= SHORT EXERCISE =
Restate the full set of records exactly, without adding or dropping a word.

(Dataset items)
+--

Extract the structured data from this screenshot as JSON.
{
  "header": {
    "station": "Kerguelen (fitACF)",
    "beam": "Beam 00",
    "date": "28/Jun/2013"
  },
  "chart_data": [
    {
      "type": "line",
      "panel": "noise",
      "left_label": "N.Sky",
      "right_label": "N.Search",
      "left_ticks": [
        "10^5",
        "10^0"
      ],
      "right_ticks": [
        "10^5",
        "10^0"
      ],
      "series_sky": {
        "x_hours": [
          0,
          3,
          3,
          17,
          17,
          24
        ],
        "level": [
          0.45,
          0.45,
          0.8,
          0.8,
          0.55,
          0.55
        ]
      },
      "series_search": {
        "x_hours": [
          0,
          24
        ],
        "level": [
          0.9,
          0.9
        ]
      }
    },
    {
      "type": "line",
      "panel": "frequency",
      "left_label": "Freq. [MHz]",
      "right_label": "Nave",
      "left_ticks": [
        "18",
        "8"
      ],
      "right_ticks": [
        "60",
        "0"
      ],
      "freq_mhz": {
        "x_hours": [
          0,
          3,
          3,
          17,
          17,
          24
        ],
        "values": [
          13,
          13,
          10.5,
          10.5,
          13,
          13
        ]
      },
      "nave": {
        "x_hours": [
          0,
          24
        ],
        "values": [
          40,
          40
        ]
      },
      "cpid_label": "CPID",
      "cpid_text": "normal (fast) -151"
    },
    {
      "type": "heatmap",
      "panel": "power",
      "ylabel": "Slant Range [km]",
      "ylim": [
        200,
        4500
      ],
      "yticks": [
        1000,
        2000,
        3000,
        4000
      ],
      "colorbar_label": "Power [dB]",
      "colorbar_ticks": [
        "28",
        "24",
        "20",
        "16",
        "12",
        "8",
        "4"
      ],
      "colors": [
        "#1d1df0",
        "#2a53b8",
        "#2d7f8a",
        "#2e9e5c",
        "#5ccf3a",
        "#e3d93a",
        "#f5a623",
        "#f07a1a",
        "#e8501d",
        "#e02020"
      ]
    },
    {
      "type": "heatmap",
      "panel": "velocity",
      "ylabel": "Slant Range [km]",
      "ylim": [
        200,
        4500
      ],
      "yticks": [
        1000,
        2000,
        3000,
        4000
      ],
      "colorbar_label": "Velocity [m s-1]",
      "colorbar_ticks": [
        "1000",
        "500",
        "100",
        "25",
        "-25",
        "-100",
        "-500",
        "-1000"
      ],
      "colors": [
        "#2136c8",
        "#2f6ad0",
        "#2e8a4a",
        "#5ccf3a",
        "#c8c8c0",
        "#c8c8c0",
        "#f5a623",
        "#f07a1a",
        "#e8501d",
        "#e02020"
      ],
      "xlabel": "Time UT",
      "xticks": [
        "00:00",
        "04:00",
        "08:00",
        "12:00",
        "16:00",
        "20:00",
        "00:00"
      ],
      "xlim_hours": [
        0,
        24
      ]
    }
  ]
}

+--

= TASK ANSWER =
Extract the structured data from this screenshot as JSON.
{
  "header": {
    "station": "Kerguelen (fitACF)",
    "beam": "Beam 00",
    "date": "28/Jun/2013"
  },
  "chart_data": [
    {
      "type": "line",
      "panel": "noise",
      "left_label": "N.Sky",
      "right_label": "N.Search",
      "left_ticks": [
        "10^5",
        "10^0"
      ],
      "right_ticks": [
        "10^5",
        "10^0"
      ],
      "series_sky": {
        "x_hours": [
          0,
          3,
          3,
          17,
          17,
          24
        ],
        "level": [
          0.45,
          0.45,
          0.8,
          0.8,
          0.55,
          0.55
        ]
      },
      "series_search": {
        "x_hours": [
          0,
          24
        ],
        "level": [
          0.9,
          0.9
        ]
      }
    },
    {
      "type": "line",
      "panel": "frequency",
      "left_label": "Freq. [MHz]",
      "right_label": "Nave",
      "left_ticks": [
        "18",
        "8"
      ],
      "right_ticks": [
        "60",
        "0"
      ],
      "freq_mhz": {
        "x_hours": [
          0,
          3,
          3,
          17,
          17,
          24
        ],
        "values": [
          13,
          13,
          10.5,
          10.5,
          13,
          13
        ]
      },
      "nave": {
        "x_hours": [
          0,
          24
        ],
        "values": [
          40,
          40
        ]
      },
      "cpid_label": "CPID",
      "cpid_text": "normal (fast) -151"
    },
    {
      "type": "heatmap",
      "panel": "power",
      "ylabel": "Slant Range [km]",
      "ylim": [
        200,
        4500
      ],
      "yticks": [
        1000,
        2000,
        3000,
        4000
      ],
      "colorbar_label": "Power [dB]",
      "colorbar_ticks": [
        "28",
        "24",
        "20",
        "16",
        "12",
        "8",
        "4"
      ],
      "colors": [
        "#1d1df0",
        "#2a53b8",
        "#2d7f8a",
        "#2e9e5c",
        "#5ccf3a",
        "#e3d93a",
        "#f5a623",
        "#f07a1a",
        "#e8501d",
        "#e02020"
      ]
    },
    {
      "type": "heatmap",
      "panel": "velocity",
      "ylabel": "Slant Range [km]",
      "ylim": [
        200,
        4500
      ],
      "yticks": [
        1000,
        2000,
        3000,
        4000
      ],
      "colorbar_label": "Velocity [m s-1]",
      "colorbar_ticks": [
        "1000",
        "500",
        "100",
        "25",
        "-25",
        "-100",
        "-500",
        "-1000"
      ],
      "colors": [
        "#2136c8",
        "#2f6ad0",
        "#2e8a4a",
        "#5ccf3a",
        "#c8c8c0",
        "#c8c8c0",
        "#f5a623",
        "#f07a1a",
        "#e8501d",
        "#e02020"
      ],
      "xlabel": "Time UT",
      "xticks": [
        "00:00",
        "04:00",
        "08:00",
        "12:00",
        "16:00",
        "20:00",
        "00:00"
      ],
      "xlim_hours": [
        0,
        24
      ]
    }
  ]
}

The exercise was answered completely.